## [PROVIDED RECORDS]
------------------------------------------------------------
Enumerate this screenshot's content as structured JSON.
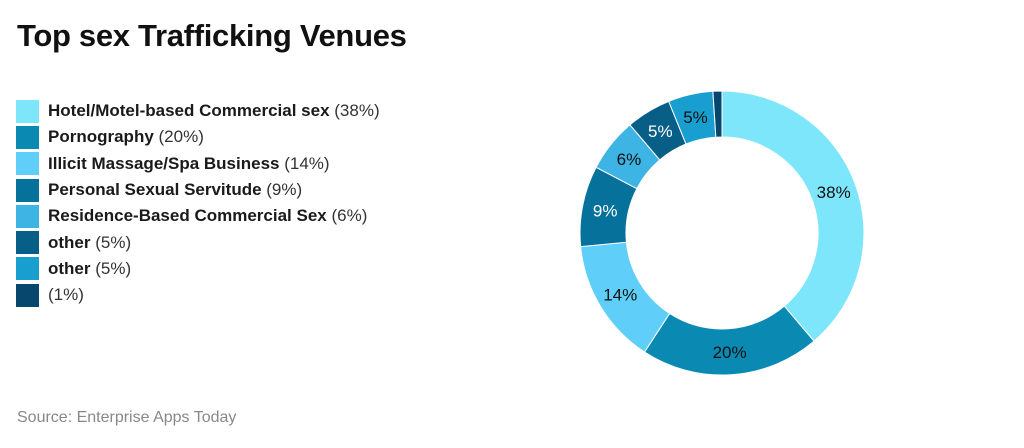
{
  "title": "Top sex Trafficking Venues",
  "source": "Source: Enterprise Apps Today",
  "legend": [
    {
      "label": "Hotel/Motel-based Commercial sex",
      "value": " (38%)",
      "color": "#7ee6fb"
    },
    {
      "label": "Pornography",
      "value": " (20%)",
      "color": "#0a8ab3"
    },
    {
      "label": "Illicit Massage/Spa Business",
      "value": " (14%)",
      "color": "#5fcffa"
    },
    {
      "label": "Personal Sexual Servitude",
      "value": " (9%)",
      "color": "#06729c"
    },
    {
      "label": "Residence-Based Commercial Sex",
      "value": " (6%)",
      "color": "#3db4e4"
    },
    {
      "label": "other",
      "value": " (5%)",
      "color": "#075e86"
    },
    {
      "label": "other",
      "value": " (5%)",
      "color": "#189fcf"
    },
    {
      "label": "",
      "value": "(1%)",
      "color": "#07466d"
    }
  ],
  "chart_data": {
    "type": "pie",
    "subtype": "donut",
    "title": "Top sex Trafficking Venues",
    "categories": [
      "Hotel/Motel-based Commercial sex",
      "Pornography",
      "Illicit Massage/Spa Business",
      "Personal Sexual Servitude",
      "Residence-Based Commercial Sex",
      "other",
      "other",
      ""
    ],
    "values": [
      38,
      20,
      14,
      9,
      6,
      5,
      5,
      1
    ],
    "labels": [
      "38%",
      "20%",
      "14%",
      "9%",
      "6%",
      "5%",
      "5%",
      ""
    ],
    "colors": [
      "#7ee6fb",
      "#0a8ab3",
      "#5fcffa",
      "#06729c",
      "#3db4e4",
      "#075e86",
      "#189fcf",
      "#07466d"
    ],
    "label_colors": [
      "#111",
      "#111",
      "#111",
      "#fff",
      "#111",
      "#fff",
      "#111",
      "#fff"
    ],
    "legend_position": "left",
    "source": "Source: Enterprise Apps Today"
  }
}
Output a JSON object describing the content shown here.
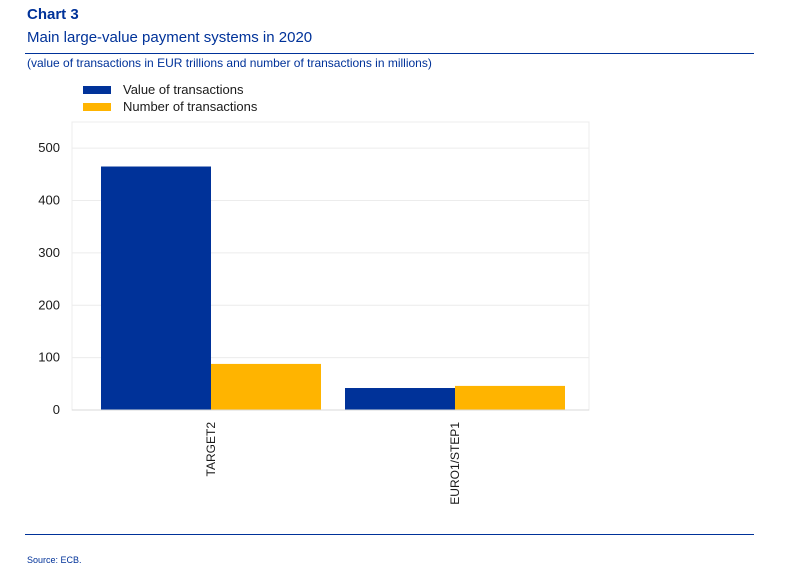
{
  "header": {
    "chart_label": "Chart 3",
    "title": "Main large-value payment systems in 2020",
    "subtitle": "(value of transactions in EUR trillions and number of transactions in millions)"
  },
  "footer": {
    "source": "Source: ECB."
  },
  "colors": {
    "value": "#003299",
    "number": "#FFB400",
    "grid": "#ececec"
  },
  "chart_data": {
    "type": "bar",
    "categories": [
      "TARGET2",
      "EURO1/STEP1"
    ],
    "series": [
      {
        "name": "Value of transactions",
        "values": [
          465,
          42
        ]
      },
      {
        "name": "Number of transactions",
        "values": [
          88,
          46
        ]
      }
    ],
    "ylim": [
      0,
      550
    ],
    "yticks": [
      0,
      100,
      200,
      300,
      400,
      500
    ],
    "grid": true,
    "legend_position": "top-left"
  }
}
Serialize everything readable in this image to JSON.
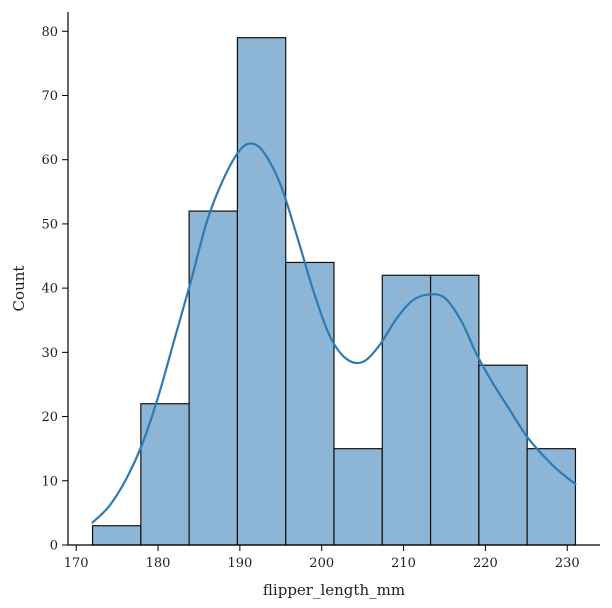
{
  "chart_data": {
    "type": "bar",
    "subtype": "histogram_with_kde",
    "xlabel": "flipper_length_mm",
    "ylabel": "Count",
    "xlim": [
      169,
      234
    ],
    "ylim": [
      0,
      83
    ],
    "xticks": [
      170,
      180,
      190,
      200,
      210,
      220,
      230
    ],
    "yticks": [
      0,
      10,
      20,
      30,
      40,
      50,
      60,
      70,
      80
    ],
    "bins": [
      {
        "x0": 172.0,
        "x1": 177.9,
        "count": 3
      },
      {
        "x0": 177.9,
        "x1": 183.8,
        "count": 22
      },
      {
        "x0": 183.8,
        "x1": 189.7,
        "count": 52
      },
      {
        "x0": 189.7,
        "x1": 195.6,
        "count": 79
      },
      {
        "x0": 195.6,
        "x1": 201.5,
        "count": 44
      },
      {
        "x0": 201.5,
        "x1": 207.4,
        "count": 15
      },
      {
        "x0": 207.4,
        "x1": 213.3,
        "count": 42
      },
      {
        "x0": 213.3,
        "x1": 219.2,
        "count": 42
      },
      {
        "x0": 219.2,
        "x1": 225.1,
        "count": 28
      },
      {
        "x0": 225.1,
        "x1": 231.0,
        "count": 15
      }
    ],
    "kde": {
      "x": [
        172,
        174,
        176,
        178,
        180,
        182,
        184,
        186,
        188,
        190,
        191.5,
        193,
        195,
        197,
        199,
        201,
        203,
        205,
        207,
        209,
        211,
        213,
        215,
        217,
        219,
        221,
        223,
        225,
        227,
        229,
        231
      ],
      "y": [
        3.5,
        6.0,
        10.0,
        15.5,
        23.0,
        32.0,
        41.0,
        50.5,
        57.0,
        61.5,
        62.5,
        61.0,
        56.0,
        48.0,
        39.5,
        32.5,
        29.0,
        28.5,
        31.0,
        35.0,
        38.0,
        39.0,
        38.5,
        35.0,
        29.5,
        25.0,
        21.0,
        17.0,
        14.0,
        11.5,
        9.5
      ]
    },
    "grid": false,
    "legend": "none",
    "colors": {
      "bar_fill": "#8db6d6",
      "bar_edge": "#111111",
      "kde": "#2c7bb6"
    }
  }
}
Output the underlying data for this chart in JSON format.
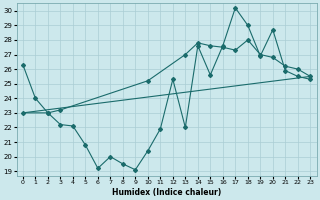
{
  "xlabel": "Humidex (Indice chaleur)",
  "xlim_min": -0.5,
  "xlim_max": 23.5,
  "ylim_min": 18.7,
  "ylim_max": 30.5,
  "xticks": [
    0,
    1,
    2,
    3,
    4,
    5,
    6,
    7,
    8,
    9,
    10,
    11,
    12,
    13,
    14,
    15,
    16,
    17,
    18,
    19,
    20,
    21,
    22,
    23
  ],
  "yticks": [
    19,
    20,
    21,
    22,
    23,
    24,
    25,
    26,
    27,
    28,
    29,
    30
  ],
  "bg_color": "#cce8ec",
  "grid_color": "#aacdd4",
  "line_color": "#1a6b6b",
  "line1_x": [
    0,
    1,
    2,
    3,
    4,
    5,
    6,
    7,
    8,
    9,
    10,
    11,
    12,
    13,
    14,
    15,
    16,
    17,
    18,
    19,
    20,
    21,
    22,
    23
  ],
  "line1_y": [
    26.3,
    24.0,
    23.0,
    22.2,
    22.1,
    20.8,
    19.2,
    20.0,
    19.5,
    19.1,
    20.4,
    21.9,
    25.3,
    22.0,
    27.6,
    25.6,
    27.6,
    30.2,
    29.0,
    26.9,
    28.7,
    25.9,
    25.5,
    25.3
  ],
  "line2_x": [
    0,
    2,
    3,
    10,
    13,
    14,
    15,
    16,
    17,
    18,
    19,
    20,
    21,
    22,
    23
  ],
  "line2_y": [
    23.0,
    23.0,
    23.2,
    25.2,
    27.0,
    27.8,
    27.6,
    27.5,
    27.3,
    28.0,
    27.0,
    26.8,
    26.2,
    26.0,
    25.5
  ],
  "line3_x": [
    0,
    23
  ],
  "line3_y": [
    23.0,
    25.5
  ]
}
------------------------------------------------------------
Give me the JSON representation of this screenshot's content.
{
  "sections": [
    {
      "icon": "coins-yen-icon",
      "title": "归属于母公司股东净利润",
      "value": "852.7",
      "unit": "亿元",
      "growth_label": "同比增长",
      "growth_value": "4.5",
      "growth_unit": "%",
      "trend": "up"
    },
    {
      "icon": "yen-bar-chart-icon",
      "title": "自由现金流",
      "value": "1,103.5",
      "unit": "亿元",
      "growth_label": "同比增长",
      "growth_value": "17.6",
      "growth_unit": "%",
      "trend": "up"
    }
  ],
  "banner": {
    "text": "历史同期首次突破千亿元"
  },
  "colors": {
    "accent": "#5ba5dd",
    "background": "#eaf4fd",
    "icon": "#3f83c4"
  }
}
------------------------------------------------------------
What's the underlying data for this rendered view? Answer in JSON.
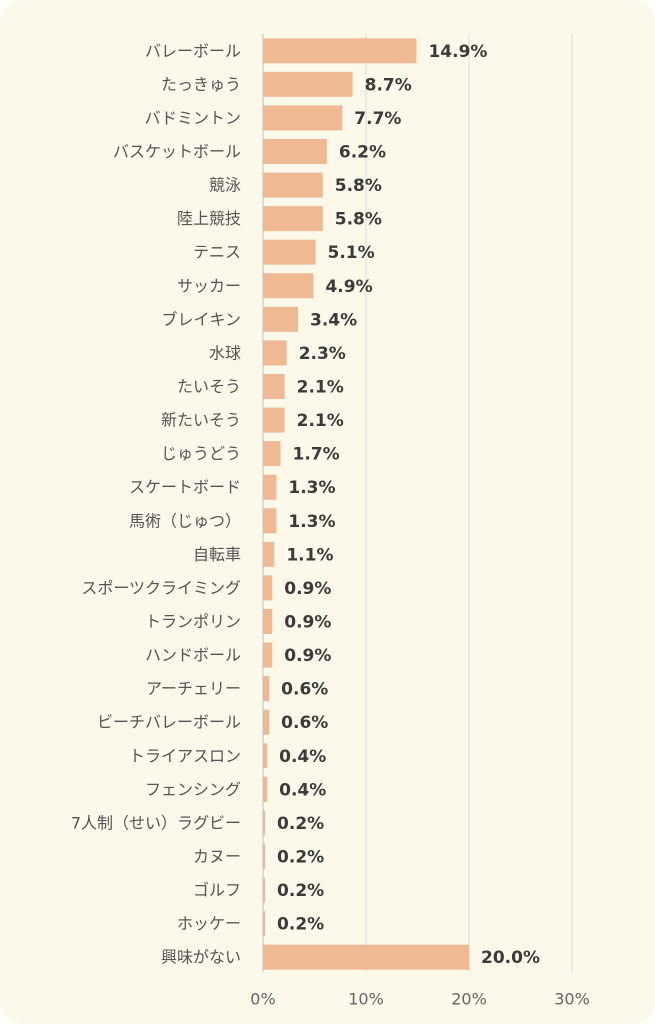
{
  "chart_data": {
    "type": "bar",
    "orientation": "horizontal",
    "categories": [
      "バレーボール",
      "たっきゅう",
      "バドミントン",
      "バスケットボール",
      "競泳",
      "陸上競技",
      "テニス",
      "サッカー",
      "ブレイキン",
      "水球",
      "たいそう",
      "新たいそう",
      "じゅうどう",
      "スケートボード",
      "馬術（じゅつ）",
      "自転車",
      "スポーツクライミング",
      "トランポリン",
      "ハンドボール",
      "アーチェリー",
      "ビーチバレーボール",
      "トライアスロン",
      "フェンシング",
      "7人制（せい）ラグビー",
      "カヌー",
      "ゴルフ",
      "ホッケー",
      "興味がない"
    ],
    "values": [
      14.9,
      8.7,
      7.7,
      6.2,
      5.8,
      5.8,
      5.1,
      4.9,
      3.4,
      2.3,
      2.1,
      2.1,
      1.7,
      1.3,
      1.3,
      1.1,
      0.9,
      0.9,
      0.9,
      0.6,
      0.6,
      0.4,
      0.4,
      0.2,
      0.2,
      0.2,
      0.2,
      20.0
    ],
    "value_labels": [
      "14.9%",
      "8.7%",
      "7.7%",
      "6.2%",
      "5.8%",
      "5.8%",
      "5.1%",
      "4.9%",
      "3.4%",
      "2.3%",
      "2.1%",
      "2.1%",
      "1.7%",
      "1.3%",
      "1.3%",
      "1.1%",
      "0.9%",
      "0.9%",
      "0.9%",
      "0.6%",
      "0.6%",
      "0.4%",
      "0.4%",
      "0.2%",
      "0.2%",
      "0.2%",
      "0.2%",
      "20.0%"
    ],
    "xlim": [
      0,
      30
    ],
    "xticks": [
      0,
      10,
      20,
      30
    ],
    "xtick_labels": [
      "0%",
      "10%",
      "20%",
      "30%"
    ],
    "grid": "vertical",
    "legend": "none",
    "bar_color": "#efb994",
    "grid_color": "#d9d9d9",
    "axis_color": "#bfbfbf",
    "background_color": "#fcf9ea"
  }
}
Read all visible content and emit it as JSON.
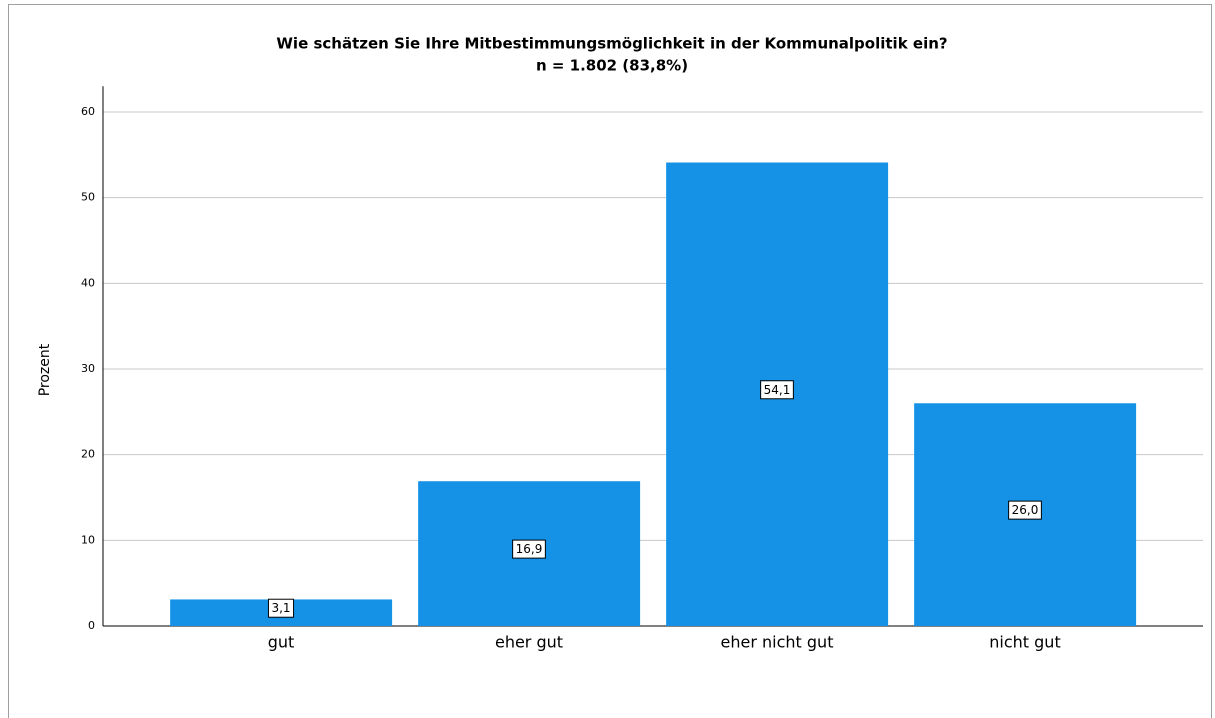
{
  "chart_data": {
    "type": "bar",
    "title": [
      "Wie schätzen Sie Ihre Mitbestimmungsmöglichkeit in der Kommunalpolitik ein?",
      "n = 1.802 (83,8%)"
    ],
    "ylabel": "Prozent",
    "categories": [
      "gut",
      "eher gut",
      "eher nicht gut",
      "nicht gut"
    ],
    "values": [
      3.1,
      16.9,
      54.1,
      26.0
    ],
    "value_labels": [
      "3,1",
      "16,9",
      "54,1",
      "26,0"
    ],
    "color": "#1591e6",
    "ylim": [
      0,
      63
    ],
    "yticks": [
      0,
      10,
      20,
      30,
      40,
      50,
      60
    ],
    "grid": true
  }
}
------------------------------------------------------------
## [EXERCISE TASK]
Reply with the number of lines in the preceding entries that contain "Personal", and no other words.

## [EXERCISE ANSWER]
2